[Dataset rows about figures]
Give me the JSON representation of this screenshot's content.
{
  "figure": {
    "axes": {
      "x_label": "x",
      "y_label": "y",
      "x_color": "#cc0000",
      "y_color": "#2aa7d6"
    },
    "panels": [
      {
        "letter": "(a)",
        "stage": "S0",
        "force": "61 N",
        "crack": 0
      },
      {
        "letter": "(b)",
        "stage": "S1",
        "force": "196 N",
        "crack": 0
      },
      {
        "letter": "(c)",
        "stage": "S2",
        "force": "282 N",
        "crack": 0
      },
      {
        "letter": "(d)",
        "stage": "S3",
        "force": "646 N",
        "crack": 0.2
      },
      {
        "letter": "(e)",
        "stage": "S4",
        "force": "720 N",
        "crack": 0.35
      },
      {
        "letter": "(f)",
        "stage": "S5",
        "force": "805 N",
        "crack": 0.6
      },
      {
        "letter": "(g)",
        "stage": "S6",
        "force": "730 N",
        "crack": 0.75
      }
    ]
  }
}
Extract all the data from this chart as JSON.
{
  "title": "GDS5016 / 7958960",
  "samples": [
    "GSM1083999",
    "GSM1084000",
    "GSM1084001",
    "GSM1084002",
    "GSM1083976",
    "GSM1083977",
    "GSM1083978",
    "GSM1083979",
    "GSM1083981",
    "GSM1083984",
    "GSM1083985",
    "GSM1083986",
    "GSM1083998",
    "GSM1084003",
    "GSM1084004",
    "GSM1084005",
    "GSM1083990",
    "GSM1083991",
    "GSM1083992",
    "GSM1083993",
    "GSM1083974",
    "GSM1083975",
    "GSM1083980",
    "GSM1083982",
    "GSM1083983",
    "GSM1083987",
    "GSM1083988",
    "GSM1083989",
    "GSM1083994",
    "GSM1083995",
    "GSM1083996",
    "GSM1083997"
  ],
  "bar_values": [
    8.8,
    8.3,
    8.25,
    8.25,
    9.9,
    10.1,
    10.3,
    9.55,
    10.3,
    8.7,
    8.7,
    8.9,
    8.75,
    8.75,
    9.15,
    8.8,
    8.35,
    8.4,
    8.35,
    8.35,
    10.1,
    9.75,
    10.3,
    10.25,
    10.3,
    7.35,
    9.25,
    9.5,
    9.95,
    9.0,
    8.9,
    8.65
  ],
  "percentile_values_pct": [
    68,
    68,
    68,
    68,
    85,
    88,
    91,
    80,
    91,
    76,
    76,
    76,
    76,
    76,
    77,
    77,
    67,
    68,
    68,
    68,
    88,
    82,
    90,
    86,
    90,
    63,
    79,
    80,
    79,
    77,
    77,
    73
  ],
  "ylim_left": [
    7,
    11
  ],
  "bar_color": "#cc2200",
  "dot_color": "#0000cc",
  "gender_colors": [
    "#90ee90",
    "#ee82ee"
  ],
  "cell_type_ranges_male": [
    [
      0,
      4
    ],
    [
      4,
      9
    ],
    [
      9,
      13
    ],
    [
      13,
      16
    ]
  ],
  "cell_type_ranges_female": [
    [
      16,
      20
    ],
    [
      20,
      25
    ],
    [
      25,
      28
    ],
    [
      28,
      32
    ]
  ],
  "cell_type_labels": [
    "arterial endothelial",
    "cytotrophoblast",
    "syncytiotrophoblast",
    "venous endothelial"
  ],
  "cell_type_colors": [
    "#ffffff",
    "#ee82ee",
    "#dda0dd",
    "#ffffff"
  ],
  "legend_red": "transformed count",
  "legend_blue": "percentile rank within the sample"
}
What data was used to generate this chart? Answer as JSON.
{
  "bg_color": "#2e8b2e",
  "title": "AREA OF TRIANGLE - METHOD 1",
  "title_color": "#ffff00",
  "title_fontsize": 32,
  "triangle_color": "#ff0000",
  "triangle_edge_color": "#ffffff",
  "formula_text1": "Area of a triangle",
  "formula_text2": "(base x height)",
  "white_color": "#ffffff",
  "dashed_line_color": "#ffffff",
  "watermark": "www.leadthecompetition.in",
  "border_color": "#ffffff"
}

◆ **Required work**:
Show all lines above holding "letter".

◆ **Result for this task**:
        "letter": "(a)",
        "letter": "(b)",
        "letter": "(c)",
        "letter": "(d)",
        "letter": "(e)",
        "letter": "(f)",
        "letter": "(g)",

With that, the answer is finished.